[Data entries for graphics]
※

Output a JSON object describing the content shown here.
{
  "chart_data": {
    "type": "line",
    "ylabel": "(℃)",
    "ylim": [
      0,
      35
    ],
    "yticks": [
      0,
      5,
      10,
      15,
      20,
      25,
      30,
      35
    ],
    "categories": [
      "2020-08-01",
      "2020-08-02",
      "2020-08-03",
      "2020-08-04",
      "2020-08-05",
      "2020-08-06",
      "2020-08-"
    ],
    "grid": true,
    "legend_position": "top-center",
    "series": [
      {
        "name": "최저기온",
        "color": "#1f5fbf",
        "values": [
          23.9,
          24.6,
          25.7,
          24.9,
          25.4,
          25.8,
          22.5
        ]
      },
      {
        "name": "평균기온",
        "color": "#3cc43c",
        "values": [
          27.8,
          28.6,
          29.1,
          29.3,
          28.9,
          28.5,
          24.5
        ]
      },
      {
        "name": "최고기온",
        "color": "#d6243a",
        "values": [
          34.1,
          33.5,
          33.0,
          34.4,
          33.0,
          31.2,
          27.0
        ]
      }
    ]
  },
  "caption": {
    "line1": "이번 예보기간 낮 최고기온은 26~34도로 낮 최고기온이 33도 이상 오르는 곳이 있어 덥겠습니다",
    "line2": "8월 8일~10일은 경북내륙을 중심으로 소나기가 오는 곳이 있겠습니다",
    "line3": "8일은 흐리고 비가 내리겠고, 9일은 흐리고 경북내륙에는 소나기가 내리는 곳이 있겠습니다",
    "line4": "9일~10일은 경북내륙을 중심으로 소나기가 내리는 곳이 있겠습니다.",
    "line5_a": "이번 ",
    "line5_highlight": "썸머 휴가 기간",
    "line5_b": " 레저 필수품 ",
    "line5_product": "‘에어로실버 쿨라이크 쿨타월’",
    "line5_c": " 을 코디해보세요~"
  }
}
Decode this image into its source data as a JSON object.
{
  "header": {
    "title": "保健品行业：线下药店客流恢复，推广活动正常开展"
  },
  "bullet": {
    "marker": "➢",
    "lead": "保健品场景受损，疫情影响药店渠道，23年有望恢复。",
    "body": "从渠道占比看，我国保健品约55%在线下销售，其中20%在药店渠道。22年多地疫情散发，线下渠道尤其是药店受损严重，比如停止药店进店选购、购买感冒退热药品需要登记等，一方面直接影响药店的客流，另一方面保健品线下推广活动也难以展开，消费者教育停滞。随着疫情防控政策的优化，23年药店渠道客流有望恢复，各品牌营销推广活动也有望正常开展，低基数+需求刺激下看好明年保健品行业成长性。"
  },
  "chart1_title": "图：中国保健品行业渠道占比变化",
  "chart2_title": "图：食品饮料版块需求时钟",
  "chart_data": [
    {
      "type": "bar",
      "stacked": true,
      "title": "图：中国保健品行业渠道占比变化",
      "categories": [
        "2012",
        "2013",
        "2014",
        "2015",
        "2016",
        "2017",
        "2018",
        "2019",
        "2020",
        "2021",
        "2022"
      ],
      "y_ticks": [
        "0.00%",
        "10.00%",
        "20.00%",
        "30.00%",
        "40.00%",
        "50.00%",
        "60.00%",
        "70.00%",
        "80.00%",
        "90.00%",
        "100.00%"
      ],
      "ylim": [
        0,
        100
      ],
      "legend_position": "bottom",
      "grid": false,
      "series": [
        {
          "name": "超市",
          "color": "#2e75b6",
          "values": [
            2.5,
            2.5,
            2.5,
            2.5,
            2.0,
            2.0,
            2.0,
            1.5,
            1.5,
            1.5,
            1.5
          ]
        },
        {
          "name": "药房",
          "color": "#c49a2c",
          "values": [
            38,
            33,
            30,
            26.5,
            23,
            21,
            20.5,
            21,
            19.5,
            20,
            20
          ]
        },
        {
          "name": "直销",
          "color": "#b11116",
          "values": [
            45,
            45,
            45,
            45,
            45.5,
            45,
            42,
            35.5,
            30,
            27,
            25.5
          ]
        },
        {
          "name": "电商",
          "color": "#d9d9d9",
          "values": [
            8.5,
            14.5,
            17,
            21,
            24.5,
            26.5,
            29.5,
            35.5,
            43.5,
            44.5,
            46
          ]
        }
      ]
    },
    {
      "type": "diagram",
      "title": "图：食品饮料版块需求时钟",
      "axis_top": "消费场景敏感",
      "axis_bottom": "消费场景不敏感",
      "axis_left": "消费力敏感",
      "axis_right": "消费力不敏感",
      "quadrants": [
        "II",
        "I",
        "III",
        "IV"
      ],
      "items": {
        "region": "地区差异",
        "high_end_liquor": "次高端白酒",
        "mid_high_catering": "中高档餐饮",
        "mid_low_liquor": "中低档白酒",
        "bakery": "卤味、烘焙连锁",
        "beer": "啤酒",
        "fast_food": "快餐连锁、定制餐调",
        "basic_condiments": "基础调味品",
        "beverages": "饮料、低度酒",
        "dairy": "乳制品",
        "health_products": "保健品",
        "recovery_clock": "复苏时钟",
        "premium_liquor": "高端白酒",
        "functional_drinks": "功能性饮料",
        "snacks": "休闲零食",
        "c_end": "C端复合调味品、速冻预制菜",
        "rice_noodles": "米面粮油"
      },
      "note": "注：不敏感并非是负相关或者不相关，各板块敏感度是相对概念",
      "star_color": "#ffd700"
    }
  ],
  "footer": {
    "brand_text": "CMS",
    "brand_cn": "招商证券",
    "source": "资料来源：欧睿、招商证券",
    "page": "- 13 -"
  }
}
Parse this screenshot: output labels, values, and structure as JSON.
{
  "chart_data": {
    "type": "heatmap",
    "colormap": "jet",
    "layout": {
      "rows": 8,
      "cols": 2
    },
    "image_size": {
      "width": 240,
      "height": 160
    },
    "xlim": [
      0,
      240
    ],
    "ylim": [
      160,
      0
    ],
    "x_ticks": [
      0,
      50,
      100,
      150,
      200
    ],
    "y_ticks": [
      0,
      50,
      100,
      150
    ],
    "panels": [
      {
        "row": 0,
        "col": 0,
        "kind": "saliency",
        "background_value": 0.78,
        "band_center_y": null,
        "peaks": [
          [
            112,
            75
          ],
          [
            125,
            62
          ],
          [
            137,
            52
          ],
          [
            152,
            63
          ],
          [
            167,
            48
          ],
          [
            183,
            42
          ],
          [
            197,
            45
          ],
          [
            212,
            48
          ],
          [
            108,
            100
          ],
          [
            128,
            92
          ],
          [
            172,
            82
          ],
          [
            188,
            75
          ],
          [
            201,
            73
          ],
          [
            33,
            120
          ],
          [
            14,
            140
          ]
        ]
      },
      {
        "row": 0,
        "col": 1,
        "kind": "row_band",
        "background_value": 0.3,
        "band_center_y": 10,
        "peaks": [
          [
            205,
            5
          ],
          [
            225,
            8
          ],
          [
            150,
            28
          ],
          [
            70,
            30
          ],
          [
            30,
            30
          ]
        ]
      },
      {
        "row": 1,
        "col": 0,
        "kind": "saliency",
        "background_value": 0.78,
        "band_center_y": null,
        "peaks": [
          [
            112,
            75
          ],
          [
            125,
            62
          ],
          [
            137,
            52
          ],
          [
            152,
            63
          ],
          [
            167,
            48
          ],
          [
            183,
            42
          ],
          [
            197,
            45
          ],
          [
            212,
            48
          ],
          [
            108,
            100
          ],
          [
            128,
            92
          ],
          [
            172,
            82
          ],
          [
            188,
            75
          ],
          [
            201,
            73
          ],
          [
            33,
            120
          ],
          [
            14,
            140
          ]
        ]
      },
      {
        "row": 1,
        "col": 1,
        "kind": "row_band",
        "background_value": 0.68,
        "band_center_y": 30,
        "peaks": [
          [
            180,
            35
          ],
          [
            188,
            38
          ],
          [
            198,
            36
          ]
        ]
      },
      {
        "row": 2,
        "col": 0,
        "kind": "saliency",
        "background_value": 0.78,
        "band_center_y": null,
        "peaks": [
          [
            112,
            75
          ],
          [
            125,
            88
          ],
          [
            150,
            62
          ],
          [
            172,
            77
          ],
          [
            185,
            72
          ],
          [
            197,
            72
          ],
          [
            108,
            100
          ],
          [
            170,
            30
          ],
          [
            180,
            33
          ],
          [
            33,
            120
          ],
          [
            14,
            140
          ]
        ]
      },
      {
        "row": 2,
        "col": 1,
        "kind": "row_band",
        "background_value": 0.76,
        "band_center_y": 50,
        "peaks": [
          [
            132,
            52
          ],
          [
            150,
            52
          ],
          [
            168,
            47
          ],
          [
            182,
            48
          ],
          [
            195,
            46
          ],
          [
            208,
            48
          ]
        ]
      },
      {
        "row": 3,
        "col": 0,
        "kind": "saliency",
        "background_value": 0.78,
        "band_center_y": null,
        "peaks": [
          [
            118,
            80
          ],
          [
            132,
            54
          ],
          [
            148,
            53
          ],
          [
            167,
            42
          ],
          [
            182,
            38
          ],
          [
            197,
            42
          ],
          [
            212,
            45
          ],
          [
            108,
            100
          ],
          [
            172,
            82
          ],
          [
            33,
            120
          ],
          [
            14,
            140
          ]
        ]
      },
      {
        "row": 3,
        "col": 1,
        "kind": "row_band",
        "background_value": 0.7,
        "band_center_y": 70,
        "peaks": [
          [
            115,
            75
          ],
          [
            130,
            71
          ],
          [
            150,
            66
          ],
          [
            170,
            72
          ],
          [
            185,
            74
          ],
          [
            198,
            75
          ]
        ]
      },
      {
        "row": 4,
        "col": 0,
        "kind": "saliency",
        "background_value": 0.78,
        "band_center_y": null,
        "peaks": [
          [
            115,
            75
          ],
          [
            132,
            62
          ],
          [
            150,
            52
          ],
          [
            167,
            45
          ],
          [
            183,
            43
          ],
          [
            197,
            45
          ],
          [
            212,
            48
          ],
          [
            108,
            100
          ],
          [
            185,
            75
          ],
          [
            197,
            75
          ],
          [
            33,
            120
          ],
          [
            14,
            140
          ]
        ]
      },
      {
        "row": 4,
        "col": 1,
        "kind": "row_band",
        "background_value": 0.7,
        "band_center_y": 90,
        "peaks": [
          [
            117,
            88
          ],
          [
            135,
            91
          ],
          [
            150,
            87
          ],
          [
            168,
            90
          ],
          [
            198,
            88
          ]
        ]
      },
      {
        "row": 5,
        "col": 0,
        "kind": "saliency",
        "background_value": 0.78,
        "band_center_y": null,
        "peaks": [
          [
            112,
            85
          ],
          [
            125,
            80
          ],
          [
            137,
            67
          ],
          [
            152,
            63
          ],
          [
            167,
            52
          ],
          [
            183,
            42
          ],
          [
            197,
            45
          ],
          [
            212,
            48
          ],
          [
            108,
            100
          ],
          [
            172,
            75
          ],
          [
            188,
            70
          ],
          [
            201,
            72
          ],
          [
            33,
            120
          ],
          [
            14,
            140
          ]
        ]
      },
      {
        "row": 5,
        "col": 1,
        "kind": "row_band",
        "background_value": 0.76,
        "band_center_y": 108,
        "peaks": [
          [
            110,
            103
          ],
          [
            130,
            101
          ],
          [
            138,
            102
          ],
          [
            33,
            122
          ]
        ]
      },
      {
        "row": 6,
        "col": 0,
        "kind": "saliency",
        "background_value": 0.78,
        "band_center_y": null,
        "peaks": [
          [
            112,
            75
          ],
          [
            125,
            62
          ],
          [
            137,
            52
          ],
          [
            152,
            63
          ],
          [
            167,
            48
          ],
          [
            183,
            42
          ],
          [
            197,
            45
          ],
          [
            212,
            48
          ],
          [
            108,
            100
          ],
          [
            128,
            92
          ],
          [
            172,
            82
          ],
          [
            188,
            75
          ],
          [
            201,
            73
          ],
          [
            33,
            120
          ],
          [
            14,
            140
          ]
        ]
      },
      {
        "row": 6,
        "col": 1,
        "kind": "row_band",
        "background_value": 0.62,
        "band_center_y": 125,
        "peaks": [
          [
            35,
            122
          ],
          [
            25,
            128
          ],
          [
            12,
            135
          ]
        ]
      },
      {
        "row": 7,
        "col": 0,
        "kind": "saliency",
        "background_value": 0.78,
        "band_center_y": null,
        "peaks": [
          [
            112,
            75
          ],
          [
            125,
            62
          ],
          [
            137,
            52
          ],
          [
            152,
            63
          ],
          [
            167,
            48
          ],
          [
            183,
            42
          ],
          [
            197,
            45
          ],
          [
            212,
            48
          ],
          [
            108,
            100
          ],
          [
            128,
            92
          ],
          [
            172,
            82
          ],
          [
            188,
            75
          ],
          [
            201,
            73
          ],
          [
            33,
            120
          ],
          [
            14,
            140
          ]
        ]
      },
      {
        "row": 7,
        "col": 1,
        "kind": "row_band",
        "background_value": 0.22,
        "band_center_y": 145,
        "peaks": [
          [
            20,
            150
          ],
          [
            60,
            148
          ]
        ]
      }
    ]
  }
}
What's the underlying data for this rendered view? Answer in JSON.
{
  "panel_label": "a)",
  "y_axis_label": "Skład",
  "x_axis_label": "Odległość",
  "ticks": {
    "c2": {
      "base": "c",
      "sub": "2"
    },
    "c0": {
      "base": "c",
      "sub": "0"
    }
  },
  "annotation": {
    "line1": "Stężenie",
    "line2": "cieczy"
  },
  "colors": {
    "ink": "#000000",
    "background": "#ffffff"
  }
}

※

Problem requirements: Select from the material above each line in which the string "object" appears, and list those lines.

Exercise response:
Output a JSON object describing the content shown here.
Decode this image into its source data as a JSON object.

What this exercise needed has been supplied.